WRITTEN TASK » Your task is to give the data again, exactly, with every line intact.

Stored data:
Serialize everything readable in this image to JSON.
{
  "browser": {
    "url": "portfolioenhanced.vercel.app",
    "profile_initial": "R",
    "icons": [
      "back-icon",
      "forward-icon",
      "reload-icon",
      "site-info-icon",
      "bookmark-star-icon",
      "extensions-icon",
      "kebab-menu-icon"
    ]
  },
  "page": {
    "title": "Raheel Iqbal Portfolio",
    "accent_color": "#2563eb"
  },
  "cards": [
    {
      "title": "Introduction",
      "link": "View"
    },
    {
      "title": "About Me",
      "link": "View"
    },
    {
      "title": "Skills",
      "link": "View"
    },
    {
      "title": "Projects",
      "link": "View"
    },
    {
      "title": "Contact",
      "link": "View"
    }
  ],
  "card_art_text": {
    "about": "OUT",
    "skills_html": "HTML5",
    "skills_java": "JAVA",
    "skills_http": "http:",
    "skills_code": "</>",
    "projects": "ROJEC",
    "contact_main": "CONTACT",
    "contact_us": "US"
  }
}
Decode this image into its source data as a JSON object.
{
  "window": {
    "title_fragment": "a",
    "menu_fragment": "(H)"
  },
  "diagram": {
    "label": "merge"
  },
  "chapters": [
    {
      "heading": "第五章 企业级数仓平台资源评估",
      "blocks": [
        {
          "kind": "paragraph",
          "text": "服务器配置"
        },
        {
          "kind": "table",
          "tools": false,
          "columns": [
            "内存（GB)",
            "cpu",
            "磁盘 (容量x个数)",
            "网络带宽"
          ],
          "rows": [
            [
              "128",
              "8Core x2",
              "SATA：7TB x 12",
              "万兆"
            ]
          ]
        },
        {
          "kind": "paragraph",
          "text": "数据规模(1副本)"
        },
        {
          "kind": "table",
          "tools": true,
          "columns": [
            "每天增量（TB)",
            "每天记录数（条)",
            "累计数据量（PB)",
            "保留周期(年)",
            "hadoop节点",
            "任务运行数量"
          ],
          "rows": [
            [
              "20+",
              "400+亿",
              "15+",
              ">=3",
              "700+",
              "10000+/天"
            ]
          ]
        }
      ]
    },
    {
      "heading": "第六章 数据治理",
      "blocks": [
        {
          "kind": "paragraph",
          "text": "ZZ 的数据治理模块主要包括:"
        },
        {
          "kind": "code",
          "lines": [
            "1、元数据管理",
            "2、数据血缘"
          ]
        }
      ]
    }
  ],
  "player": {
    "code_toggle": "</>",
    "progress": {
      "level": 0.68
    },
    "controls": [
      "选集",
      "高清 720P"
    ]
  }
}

RESPONSE FOR THIS EXERCISE »
Serialize everything readable in this image to JSON.
{
  "browser": {
    "url": "portfolioenhanced.vercel.app",
    "profile_initial": "R",
    "icons": [
      "back-icon",
      "forward-icon",
      "reload-icon",
      "site-info-icon",
      "bookmark-star-icon",
      "extensions-icon",
      "kebab-menu-icon"
    ]
  },
  "page": {
    "title": "Raheel Iqbal Portfolio",
    "accent_color": "#2563eb"
  },
  "cards": [
    {
      "title": "Introduction",
      "link": "View"
    },
    {
      "title": "About Me",
      "link": "View"
    },
    {
      "title": "Skills",
      "link": "View"
    },
    {
      "title": "Projects",
      "link": "View"
    },
    {
      "title": "Contact",
      "link": "View"
    }
  ],
  "card_art_text": {
    "about": "OUT",
    "skills_html": "HTML5",
    "skills_java": "JAVA",
    "skills_http": "http:",
    "skills_code": "</>",
    "projects": "ROJEC",
    "contact_main": "CONTACT",
    "contact_us": "US"
  }
}
Decode this image into its source data as a JSON object.
{
  "window": {
    "title_fragment": "a",
    "menu_fragment": "(H)"
  },
  "diagram": {
    "label": "merge"
  },
  "chapters": [
    {
      "heading": "第五章 企业级数仓平台资源评估",
      "blocks": [
        {
          "kind": "paragraph",
          "text": "服务器配置"
        },
        {
          "kind": "table",
          "tools": false,
          "columns": [
            "内存（GB)",
            "cpu",
            "磁盘 (容量x个数)",
            "网络带宽"
          ],
          "rows": [
            [
              "128",
              "8Core x2",
              "SATA：7TB x 12",
              "万兆"
            ]
          ]
        },
        {
          "kind": "paragraph",
          "text": "数据规模(1副本)"
        },
        {
          "kind": "table",
          "tools": true,
          "columns": [
            "每天增量（TB)",
            "每天记录数（条)",
            "累计数据量（PB)",
            "保留周期(年)",
            "hadoop节点",
            "任务运行数量"
          ],
          "rows": [
            [
              "20+",
              "400+亿",
              "15+",
              ">=3",
              "700+",
              "10000+/天"
            ]
          ]
        }
      ]
    },
    {
      "heading": "第六章 数据治理",
      "blocks": [
        {
          "kind": "paragraph",
          "text": "ZZ 的数据治理模块主要包括:"
        },
        {
          "kind": "code",
          "lines": [
            "1、元数据管理",
            "2、数据血缘"
          ]
        }
      ]
    }
  ],
  "player": {
    "code_toggle": "</>",
    "progress": {
      "level": 0.68
    },
    "controls": [
      "选集",
      "高清 720P"
    ]
  }
}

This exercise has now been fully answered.